## start SUPPLIED DATA

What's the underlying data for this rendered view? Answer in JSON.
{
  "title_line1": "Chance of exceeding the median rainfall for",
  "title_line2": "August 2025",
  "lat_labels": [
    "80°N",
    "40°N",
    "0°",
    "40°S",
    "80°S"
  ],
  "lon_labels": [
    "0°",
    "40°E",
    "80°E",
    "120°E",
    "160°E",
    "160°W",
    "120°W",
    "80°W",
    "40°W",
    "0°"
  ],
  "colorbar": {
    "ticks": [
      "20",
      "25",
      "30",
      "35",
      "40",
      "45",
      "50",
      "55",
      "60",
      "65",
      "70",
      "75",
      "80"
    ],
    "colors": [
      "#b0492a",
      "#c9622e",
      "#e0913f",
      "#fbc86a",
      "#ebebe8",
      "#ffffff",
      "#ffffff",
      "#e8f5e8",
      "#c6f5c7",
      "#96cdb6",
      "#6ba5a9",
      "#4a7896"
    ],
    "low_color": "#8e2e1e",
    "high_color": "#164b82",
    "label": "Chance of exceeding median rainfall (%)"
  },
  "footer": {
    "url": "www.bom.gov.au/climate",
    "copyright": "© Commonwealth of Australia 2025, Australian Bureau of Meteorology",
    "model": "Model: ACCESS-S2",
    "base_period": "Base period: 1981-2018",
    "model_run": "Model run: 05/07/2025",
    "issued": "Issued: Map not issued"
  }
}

## end SUPPLIED DATA
## start SUPPLIED DATA

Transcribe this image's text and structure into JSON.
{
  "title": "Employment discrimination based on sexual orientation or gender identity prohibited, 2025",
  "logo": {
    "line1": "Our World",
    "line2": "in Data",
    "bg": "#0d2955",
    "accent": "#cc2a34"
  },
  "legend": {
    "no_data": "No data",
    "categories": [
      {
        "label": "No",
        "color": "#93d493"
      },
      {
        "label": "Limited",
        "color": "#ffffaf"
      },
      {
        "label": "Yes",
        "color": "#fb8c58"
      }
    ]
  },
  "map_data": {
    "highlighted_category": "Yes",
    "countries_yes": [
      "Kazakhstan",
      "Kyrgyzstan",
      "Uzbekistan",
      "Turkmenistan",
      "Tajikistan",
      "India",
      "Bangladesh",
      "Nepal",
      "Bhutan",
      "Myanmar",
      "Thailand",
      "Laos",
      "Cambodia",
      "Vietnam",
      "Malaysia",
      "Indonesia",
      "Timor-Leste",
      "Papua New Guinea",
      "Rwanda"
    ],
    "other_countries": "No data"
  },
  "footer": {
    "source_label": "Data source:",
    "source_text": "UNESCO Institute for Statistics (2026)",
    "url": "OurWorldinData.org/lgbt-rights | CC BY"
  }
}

## end SUPPLIED DATA

__YOUR OBJECTIVE__.
Select and copy every line from the records that includes the word "exceeding".

__SOLUTION__.
  "title_line1": "Chance of exceeding the median rainfall for",
    "label": "Chance of exceeding median rainfall (%)"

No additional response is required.